++++ Exercise materials

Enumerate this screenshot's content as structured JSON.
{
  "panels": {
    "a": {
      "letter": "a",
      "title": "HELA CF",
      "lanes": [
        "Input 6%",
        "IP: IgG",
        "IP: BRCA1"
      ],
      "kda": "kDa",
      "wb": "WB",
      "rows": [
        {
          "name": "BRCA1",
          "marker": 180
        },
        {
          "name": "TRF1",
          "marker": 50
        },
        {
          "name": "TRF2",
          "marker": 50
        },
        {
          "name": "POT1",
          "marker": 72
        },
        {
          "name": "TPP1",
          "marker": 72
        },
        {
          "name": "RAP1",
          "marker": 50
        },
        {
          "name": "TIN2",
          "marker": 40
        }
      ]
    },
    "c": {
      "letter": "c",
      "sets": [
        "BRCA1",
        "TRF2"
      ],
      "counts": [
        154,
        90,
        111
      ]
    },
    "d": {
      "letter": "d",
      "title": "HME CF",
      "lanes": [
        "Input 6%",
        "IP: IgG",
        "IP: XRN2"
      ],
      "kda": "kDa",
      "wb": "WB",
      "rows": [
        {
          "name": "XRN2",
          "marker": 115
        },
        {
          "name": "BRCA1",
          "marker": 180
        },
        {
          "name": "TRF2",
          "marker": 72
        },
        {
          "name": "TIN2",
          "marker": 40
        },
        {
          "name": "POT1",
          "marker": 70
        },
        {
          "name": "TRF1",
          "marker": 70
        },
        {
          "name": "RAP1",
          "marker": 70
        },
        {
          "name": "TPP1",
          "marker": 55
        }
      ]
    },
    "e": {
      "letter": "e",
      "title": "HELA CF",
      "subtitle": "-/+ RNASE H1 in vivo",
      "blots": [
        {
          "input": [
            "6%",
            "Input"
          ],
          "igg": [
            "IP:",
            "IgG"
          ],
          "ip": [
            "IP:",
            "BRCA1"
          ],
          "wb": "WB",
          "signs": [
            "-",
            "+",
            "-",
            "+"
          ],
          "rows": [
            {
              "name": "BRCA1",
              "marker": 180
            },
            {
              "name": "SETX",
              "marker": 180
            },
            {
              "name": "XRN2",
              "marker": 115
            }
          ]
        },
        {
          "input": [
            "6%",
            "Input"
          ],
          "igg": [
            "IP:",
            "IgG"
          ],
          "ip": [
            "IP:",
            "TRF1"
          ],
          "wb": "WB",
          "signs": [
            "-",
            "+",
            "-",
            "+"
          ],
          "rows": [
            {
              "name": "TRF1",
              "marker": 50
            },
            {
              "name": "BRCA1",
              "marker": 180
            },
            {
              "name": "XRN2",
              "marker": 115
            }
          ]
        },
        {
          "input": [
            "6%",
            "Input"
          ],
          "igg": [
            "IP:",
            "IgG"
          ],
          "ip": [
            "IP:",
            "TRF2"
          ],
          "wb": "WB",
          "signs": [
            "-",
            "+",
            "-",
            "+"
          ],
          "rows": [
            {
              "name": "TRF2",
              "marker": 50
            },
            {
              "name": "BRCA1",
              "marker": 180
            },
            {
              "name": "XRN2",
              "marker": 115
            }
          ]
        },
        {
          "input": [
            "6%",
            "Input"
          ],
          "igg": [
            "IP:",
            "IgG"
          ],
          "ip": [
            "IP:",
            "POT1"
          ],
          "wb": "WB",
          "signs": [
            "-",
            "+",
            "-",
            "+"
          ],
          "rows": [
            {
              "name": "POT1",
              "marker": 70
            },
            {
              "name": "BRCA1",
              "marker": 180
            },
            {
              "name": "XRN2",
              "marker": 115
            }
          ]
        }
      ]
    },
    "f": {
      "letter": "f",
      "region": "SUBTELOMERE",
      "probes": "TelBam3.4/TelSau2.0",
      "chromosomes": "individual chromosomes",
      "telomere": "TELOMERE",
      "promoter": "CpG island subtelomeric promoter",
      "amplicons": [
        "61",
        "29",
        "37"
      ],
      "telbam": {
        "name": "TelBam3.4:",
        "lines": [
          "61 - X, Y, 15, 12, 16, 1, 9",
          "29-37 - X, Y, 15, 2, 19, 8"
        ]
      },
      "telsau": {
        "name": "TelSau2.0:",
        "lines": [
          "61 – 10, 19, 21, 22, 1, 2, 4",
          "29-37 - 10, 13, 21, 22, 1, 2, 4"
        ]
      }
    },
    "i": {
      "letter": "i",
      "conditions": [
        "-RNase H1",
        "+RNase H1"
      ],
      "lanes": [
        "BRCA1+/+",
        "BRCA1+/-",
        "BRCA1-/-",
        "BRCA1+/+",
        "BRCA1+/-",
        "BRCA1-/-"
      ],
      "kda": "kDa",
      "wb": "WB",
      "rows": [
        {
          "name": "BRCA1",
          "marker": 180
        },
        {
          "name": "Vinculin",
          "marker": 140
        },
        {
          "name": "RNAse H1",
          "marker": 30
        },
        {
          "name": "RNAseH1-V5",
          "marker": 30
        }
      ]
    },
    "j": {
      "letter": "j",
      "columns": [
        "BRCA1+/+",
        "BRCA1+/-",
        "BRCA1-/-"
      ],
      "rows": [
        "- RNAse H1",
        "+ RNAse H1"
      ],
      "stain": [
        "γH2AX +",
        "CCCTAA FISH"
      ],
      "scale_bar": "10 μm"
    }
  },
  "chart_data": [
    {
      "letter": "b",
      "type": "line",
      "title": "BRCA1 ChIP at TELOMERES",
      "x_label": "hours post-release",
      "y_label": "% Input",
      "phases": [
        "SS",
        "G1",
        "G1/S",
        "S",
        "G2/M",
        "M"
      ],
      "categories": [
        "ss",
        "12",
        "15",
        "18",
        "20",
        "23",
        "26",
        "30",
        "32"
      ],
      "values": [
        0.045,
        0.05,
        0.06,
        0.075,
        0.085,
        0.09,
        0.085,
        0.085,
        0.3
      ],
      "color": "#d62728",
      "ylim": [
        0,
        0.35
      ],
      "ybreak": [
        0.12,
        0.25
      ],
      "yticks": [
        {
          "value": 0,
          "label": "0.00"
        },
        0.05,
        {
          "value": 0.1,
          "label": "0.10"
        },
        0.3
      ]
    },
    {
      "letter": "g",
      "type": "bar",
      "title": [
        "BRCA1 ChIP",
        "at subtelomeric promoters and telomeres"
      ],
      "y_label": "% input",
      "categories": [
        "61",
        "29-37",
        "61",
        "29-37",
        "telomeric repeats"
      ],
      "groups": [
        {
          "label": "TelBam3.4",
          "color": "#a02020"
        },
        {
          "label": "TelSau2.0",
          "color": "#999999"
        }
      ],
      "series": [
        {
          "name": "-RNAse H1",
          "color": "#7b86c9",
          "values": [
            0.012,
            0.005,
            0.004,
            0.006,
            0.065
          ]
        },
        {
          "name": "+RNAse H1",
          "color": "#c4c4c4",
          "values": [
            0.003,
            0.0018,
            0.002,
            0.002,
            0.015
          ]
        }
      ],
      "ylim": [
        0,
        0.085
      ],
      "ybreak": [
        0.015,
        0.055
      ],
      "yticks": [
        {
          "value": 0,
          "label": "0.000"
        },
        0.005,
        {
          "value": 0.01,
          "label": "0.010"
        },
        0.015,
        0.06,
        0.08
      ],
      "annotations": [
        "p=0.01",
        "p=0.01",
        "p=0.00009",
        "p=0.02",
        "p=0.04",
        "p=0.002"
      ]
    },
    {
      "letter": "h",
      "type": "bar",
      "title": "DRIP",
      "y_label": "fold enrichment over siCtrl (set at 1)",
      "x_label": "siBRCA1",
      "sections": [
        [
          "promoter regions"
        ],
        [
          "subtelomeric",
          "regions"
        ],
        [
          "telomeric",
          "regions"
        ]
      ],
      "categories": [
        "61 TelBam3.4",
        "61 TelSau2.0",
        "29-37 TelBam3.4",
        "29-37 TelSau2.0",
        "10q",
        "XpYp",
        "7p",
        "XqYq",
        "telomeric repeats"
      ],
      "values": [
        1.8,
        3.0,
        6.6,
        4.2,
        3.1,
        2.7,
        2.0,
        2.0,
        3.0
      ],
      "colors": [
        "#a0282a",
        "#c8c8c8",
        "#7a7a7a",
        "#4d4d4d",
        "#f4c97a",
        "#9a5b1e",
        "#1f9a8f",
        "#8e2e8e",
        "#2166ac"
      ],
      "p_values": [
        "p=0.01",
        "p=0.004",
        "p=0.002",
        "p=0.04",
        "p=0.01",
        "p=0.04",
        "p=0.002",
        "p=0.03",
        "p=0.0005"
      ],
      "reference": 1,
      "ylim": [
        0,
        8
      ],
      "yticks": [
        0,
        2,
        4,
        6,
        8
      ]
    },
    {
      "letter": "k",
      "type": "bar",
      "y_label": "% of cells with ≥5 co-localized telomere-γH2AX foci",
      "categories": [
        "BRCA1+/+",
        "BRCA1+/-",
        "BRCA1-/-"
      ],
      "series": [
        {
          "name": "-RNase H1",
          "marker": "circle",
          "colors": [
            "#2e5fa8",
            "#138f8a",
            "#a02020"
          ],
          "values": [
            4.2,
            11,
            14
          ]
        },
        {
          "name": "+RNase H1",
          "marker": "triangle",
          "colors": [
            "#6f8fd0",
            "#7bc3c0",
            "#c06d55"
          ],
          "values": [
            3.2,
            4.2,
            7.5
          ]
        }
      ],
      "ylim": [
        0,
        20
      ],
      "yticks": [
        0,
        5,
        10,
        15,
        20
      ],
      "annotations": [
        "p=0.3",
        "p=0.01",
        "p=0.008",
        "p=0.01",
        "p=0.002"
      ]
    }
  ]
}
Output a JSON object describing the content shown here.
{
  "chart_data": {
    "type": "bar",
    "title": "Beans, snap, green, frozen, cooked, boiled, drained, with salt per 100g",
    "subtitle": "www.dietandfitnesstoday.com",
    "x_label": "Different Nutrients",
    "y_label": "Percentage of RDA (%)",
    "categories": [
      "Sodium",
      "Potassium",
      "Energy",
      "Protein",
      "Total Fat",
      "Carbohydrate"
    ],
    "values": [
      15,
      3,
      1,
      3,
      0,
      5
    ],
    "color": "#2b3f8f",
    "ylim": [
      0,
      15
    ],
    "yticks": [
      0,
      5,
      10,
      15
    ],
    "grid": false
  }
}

++++++++

* **Assigned task**: Scan the entries above for the string "with" and copy each line that contains it.

* **Task response**:
      "y_label": "% of cells with ≥5 co-localized telomere-γH2AX foci",
    "title": "Beans, snap, green, frozen, cooked, boiled, drained, with salt per 100g",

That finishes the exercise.